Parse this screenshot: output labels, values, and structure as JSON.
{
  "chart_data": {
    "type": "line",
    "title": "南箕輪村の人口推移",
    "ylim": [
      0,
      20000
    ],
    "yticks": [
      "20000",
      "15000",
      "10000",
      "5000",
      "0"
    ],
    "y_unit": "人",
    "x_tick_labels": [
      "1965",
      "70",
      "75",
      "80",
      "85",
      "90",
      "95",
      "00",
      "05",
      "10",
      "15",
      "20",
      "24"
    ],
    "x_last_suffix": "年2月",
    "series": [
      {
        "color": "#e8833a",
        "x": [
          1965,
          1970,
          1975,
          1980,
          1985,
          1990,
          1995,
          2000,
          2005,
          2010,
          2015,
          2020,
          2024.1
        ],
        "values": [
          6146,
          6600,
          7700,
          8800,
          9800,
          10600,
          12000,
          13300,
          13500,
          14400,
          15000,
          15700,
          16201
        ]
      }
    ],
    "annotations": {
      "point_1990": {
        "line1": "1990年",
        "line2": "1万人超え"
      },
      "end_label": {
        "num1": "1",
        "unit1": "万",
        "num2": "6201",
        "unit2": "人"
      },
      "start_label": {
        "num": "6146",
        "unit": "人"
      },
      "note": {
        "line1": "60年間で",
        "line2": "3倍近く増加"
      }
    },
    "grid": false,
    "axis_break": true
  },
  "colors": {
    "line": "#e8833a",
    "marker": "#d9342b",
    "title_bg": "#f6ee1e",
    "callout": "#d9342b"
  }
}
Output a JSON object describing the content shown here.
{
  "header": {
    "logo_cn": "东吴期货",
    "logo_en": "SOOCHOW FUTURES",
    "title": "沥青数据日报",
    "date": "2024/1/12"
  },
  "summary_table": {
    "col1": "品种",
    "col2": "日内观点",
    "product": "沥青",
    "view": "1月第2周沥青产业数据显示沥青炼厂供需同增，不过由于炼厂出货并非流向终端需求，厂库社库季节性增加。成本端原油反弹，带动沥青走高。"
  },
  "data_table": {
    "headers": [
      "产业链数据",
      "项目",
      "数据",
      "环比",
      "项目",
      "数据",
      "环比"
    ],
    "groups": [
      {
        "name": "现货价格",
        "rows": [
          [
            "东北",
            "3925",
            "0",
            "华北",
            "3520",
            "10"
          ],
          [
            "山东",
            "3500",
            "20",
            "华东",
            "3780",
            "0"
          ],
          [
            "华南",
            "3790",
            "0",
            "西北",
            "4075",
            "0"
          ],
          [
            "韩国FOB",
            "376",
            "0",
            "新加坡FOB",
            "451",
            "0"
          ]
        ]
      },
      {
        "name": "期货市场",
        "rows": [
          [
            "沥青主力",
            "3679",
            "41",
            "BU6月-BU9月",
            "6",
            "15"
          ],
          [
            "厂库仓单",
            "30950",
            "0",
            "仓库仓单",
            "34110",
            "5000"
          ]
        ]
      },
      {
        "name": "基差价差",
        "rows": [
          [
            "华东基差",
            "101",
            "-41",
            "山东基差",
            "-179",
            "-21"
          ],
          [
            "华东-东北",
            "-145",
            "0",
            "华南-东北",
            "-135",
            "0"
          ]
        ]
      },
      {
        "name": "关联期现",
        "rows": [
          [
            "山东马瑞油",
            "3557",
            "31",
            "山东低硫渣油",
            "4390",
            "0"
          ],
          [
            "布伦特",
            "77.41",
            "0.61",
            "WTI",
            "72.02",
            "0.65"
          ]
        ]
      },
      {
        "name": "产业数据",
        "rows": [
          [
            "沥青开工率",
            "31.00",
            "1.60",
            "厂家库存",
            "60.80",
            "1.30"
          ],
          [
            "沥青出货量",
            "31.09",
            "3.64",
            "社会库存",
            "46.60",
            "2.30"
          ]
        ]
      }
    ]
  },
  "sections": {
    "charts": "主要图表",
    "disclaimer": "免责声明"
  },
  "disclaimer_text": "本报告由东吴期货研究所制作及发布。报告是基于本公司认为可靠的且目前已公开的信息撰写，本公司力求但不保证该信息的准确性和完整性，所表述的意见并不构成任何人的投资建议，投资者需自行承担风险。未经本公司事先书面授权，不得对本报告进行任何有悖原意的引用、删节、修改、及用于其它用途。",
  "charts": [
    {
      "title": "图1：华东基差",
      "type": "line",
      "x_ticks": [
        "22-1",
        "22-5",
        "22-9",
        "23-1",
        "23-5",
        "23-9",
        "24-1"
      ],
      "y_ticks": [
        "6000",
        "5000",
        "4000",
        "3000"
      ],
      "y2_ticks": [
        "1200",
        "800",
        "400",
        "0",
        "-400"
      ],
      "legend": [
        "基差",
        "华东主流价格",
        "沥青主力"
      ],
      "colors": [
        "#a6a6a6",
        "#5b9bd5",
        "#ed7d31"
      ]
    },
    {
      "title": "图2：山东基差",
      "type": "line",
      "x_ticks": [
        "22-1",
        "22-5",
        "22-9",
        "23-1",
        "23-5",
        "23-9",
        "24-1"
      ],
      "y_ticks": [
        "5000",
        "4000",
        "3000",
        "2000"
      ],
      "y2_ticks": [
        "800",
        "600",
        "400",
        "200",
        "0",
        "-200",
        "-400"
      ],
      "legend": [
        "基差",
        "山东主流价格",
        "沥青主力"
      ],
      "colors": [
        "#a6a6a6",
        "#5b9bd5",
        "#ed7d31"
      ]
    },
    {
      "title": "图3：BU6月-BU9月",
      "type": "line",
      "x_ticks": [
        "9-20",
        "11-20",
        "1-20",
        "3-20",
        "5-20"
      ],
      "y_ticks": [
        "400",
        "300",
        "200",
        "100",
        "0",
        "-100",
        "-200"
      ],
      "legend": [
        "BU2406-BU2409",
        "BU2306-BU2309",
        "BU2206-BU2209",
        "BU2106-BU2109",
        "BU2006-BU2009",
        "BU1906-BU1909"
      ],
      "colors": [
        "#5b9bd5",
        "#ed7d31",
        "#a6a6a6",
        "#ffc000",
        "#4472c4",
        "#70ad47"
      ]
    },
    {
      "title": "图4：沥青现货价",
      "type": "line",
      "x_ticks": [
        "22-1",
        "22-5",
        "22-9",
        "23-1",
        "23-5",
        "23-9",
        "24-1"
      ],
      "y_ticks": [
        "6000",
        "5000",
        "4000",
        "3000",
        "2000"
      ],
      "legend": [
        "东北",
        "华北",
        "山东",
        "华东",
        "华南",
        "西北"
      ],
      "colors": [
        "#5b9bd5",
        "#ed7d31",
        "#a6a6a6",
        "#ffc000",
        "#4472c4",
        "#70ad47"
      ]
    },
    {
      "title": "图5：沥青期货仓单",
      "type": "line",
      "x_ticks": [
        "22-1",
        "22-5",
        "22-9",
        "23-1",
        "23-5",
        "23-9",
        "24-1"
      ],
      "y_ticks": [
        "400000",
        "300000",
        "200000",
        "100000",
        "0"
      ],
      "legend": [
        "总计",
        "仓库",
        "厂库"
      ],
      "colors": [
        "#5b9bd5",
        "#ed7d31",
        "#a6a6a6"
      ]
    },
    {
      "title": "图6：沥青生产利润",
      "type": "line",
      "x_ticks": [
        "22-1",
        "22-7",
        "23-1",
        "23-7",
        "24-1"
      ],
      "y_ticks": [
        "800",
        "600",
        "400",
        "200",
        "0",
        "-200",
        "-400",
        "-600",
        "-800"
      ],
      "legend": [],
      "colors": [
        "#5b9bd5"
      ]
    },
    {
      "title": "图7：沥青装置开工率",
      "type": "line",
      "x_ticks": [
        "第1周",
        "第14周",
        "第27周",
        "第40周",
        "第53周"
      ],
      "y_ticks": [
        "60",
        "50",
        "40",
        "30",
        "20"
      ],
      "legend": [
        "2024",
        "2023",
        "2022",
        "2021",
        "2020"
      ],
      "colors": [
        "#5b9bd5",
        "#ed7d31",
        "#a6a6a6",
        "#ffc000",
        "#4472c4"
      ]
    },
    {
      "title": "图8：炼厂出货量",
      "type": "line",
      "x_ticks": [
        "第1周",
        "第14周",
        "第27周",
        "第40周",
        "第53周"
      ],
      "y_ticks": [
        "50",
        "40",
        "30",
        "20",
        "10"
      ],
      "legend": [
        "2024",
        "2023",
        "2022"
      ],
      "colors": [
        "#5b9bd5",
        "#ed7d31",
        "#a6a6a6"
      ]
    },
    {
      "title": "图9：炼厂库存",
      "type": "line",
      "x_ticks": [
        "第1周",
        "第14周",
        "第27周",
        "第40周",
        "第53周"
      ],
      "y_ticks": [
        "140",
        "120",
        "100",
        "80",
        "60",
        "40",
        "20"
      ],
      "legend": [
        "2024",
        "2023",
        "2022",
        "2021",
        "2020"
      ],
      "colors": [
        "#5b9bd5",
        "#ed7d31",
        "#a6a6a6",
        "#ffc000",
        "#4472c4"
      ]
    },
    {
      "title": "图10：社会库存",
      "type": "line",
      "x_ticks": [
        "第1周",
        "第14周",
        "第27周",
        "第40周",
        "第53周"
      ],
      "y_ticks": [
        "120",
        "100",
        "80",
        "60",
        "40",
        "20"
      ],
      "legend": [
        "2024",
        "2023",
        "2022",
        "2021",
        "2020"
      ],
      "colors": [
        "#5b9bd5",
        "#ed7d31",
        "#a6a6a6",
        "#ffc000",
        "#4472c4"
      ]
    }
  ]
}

(Challenge)
Copy every line above that includes the string "values".

(Task answer)
Parse this screenshot: output labels, values, and structure as JSON.
        "values": [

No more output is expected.